Set down each entry from the block beneath, exactly as written.

== Data provided

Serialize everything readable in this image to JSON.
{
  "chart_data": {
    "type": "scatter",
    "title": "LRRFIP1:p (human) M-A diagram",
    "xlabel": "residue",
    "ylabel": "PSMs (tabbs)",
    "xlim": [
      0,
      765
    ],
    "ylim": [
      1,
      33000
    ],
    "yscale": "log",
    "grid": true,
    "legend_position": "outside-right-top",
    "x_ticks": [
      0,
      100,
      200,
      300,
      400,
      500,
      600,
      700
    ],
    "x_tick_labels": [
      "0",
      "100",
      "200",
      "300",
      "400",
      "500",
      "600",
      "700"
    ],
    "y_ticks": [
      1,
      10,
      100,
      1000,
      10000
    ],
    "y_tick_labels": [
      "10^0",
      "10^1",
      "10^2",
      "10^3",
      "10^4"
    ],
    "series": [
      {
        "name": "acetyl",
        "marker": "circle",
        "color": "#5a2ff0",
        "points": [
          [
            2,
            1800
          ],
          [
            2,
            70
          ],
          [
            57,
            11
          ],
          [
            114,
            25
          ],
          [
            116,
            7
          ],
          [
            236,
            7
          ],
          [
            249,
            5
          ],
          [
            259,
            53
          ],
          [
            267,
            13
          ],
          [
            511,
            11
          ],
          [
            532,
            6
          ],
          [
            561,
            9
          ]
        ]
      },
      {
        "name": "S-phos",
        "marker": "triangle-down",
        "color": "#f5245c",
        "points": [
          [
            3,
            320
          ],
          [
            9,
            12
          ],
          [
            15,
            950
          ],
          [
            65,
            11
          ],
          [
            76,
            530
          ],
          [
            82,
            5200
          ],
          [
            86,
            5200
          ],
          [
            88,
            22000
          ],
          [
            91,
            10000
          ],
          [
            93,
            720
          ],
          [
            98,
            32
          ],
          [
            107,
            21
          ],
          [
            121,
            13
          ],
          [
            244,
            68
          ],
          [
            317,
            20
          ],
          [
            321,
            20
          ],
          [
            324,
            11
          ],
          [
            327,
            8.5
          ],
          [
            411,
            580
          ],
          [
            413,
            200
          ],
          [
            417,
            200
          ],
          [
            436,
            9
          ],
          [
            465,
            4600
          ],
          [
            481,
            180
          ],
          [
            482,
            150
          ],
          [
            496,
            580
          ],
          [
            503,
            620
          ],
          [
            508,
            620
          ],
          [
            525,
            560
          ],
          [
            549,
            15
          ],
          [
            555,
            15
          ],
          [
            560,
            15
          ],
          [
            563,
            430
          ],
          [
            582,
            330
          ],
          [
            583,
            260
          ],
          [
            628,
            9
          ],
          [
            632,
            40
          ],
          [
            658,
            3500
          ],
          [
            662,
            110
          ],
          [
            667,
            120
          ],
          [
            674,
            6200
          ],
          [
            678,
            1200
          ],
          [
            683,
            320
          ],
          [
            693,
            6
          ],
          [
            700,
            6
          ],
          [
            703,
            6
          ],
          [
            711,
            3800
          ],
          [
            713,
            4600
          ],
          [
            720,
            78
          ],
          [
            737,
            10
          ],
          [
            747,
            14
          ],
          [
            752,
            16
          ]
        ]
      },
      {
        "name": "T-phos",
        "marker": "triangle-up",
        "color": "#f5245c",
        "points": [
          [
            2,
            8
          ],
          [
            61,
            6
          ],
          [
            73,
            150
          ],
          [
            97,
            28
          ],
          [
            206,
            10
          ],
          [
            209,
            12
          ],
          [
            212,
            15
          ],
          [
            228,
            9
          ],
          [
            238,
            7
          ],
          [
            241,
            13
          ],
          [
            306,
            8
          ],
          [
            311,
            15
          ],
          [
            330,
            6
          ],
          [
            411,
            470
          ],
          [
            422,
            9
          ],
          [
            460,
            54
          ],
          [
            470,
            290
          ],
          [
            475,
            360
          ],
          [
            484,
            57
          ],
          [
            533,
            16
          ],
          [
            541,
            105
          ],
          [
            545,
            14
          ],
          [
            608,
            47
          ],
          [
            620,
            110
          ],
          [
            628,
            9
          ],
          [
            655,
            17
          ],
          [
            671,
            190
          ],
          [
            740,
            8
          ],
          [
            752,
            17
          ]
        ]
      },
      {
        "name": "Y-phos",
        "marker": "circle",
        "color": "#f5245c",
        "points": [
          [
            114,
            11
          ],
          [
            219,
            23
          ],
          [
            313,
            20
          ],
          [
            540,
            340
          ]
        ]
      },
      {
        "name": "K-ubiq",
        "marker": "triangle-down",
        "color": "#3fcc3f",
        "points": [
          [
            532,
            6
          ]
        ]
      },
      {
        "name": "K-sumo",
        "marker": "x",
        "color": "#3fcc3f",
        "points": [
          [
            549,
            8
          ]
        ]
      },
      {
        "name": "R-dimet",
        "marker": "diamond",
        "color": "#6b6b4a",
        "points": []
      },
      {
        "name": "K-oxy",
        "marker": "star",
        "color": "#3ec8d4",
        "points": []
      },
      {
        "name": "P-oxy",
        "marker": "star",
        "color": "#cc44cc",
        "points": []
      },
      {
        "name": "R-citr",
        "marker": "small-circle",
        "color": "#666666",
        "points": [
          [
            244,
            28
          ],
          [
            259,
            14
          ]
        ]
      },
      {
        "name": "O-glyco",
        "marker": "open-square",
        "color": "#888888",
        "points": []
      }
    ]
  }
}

====

• Written response
Serialize everything readable in this image to JSON.
{
  "chart_data": {
    "type": "scatter",
    "title": "LRRFIP1:p (human) M-A diagram",
    "xlabel": "residue",
    "ylabel": "PSMs (tabbs)",
    "xlim": [
      0,
      765
    ],
    "ylim": [
      1,
      33000
    ],
    "yscale": "log",
    "grid": true,
    "legend_position": "outside-right-top",
    "x_ticks": [
      0,
      100,
      200,
      300,
      400,
      500,
      600,
      700
    ],
    "x_tick_labels": [
      "0",
      "100",
      "200",
      "300",
      "400",
      "500",
      "600",
      "700"
    ],
    "y_ticks": [
      1,
      10,
      100,
      1000,
      10000
    ],
    "y_tick_labels": [
      "10^0",
      "10^1",
      "10^2",
      "10^3",
      "10^4"
    ],
    "series": [
      {
        "name": "acetyl",
        "marker": "circle",
        "color": "#5a2ff0",
        "points": [
          [
            2,
            1800
          ],
          [
            2,
            70
          ],
          [
            57,
            11
          ],
          [
            114,
            25
          ],
          [
            116,
            7
          ],
          [
            236,
            7
          ],
          [
            249,
            5
          ],
          [
            259,
            53
          ],
          [
            267,
            13
          ],
          [
            511,
            11
          ],
          [
            532,
            6
          ],
          [
            561,
            9
          ]
        ]
      },
      {
        "name": "S-phos",
        "marker": "triangle-down",
        "color": "#f5245c",
        "points": [
          [
            3,
            320
          ],
          [
            9,
            12
          ],
          [
            15,
            950
          ],
          [
            65,
            11
          ],
          [
            76,
            530
          ],
          [
            82,
            5200
          ],
          [
            86,
            5200
          ],
          [
            88,
            22000
          ],
          [
            91,
            10000
          ],
          [
            93,
            720
          ],
          [
            98,
            32
          ],
          [
            107,
            21
          ],
          [
            121,
            13
          ],
          [
            244,
            68
          ],
          [
            317,
            20
          ],
          [
            321,
            20
          ],
          [
            324,
            11
          ],
          [
            327,
            8.5
          ],
          [
            411,
            580
          ],
          [
            413,
            200
          ],
          [
            417,
            200
          ],
          [
            436,
            9
          ],
          [
            465,
            4600
          ],
          [
            481,
            180
          ],
          [
            482,
            150
          ],
          [
            496,
            580
          ],
          [
            503,
            620
          ],
          [
            508,
            620
          ],
          [
            525,
            560
          ],
          [
            549,
            15
          ],
          [
            555,
            15
          ],
          [
            560,
            15
          ],
          [
            563,
            430
          ],
          [
            582,
            330
          ],
          [
            583,
            260
          ],
          [
            628,
            9
          ],
          [
            632,
            40
          ],
          [
            658,
            3500
          ],
          [
            662,
            110
          ],
          [
            667,
            120
          ],
          [
            674,
            6200
          ],
          [
            678,
            1200
          ],
          [
            683,
            320
          ],
          [
            693,
            6
          ],
          [
            700,
            6
          ],
          [
            703,
            6
          ],
          [
            711,
            3800
          ],
          [
            713,
            4600
          ],
          [
            720,
            78
          ],
          [
            737,
            10
          ],
          [
            747,
            14
          ],
          [
            752,
            16
          ]
        ]
      },
      {
        "name": "T-phos",
        "marker": "triangle-up",
        "color": "#f5245c",
        "points": [
          [
            2,
            8
          ],
          [
            61,
            6
          ],
          [
            73,
            150
          ],
          [
            97,
            28
          ],
          [
            206,
            10
          ],
          [
            209,
            12
          ],
          [
            212,
            15
          ],
          [
            228,
            9
          ],
          [
            238,
            7
          ],
          [
            241,
            13
          ],
          [
            306,
            8
          ],
          [
            311,
            15
          ],
          [
            330,
            6
          ],
          [
            411,
            470
          ],
          [
            422,
            9
          ],
          [
            460,
            54
          ],
          [
            470,
            290
          ],
          [
            475,
            360
          ],
          [
            484,
            57
          ],
          [
            533,
            16
          ],
          [
            541,
            105
          ],
          [
            545,
            14
          ],
          [
            608,
            47
          ],
          [
            620,
            110
          ],
          [
            628,
            9
          ],
          [
            655,
            17
          ],
          [
            671,
            190
          ],
          [
            740,
            8
          ],
          [
            752,
            17
          ]
        ]
      },
      {
        "name": "Y-phos",
        "marker": "circle",
        "color": "#f5245c",
        "points": [
          [
            114,
            11
          ],
          [
            219,
            23
          ],
          [
            313,
            20
          ],
          [
            540,
            340
          ]
        ]
      },
      {
        "name": "K-ubiq",
        "marker": "triangle-down",
        "color": "#3fcc3f",
        "points": [
          [
            532,
            6
          ]
        ]
      },
      {
        "name": "K-sumo",
        "marker": "x",
        "color": "#3fcc3f",
        "points": [
          [
            549,
            8
          ]
        ]
      },
      {
        "name": "R-dimet",
        "marker": "diamond",
        "color": "#6b6b4a",
        "points": []
      },
      {
        "name": "K-oxy",
        "marker": "star",
        "color": "#3ec8d4",
        "points": []
      },
      {
        "name": "P-oxy",
        "marker": "star",
        "color": "#cc44cc",
        "points": []
      },
      {
        "name": "R-citr",
        "marker": "small-circle",
        "color": "#666666",
        "points": [
          [
            244,
            28
          ],
          [
            259,
            14
          ]
        ]
      },
      {
        "name": "O-glyco",
        "marker": "open-square",
        "color": "#888888",
        "points": []
      }
    ]
  }
}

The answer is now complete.